MATERIAL FOR THIS EXERCISE:

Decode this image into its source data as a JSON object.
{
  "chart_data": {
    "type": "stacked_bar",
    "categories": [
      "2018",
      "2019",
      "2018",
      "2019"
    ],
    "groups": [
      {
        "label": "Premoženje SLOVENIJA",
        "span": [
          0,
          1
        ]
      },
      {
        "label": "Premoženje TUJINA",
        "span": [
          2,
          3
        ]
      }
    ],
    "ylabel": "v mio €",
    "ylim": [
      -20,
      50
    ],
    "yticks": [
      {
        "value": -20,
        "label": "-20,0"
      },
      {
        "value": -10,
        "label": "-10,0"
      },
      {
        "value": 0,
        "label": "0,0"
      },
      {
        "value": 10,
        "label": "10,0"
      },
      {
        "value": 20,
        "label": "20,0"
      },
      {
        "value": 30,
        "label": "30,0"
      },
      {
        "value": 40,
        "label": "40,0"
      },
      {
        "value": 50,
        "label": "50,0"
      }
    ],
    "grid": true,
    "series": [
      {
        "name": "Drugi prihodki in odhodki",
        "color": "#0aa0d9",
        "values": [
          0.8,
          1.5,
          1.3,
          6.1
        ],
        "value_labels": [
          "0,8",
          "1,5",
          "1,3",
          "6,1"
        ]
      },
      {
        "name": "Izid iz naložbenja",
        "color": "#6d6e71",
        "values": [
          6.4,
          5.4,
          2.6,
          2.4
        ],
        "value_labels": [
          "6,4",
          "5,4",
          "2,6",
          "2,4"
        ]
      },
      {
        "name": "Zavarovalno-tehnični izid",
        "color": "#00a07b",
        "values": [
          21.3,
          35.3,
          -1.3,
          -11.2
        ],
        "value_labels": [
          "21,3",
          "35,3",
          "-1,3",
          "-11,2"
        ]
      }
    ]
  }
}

WHAT THE TASK ASKS:
Give every line of the material again, exactly as it reads.

SOLUTION TO THE PROBLEM:
Decode this image into its source data as a JSON object.
{
  "chart_data": {
    "type": "stacked_bar",
    "categories": [
      "2018",
      "2019",
      "2018",
      "2019"
    ],
    "groups": [
      {
        "label": "Premoženje SLOVENIJA",
        "span": [
          0,
          1
        ]
      },
      {
        "label": "Premoženje TUJINA",
        "span": [
          2,
          3
        ]
      }
    ],
    "ylabel": "v mio €",
    "ylim": [
      -20,
      50
    ],
    "yticks": [
      {
        "value": -20,
        "label": "-20,0"
      },
      {
        "value": -10,
        "label": "-10,0"
      },
      {
        "value": 0,
        "label": "0,0"
      },
      {
        "value": 10,
        "label": "10,0"
      },
      {
        "value": 20,
        "label": "20,0"
      },
      {
        "value": 30,
        "label": "30,0"
      },
      {
        "value": 40,
        "label": "40,0"
      },
      {
        "value": 50,
        "label": "50,0"
      }
    ],
    "grid": true,
    "series": [
      {
        "name": "Drugi prihodki in odhodki",
        "color": "#0aa0d9",
        "values": [
          0.8,
          1.5,
          1.3,
          6.1
        ],
        "value_labels": [
          "0,8",
          "1,5",
          "1,3",
          "6,1"
        ]
      },
      {
        "name": "Izid iz naložbenja",
        "color": "#6d6e71",
        "values": [
          6.4,
          5.4,
          2.6,
          2.4
        ],
        "value_labels": [
          "6,4",
          "5,4",
          "2,6",
          "2,4"
        ]
      },
      {
        "name": "Zavarovalno-tehnični izid",
        "color": "#00a07b",
        "values": [
          21.3,
          35.3,
          -1.3,
          -11.2
        ],
        "value_labels": [
          "21,3",
          "35,3",
          "-1,3",
          "-11,2"
        ]
      }
    ]
  }
}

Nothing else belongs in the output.